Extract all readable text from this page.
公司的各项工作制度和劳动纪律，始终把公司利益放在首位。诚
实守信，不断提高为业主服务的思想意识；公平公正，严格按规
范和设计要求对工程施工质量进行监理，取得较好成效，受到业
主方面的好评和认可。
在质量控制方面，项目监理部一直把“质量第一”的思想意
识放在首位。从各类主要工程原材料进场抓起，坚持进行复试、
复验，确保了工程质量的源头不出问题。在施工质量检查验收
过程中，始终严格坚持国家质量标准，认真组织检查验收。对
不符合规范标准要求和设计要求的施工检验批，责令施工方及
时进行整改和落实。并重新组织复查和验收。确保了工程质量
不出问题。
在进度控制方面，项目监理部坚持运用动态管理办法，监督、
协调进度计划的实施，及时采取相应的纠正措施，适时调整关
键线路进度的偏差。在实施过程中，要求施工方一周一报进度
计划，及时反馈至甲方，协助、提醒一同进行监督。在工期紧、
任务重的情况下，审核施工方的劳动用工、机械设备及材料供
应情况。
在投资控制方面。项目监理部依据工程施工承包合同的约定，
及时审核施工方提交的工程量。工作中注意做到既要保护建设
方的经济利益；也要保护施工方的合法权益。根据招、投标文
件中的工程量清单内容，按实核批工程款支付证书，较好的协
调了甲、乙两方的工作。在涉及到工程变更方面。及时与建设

→ **The request**
Retype the entries exactly, including every line.

→ **Answer below**
Extract all readable text from this page.
公司的各项工作制度和劳动纪律，始终把公司利益放在首位。诚
实守信，不断提高为业主服务的思想意识；公平公正，严格按规
范和设计要求对工程施工质量进行监理，取得较好成效，受到业
主方面的好评和认可。
在质量控制方面，项目监理部一直把“质量第一”的思想意
识放在首位。从各类主要工程原材料进场抓起，坚持进行复试、
复验，确保了工程质量的源头不出问题。在施工质量检查验收
过程中，始终严格坚持国家质量标准，认真组织检查验收。对
不符合规范标准要求和设计要求的施工检验批，责令施工方及
时进行整改和落实。并重新组织复查和验收。确保了工程质量
不出问题。
在进度控制方面，项目监理部坚持运用动态管理办法，监督、
协调进度计划的实施，及时采取相应的纠正措施，适时调整关
键线路进度的偏差。在实施过程中，要求施工方一周一报进度
计划，及时反馈至甲方，协助、提醒一同进行监督。在工期紧、
任务重的情况下，审核施工方的劳动用工、机械设备及材料供
应情况。
在投资控制方面。项目监理部依据工程施工承包合同的约定，
及时审核施工方提交的工程量。工作中注意做到既要保护建设
方的经济利益；也要保护施工方的合法权益。根据招、投标文
件中的工程量清单内容，按实核批工程款支付证书，较好的协
调了甲、乙两方的工作。在涉及到工程变更方面。及时与建设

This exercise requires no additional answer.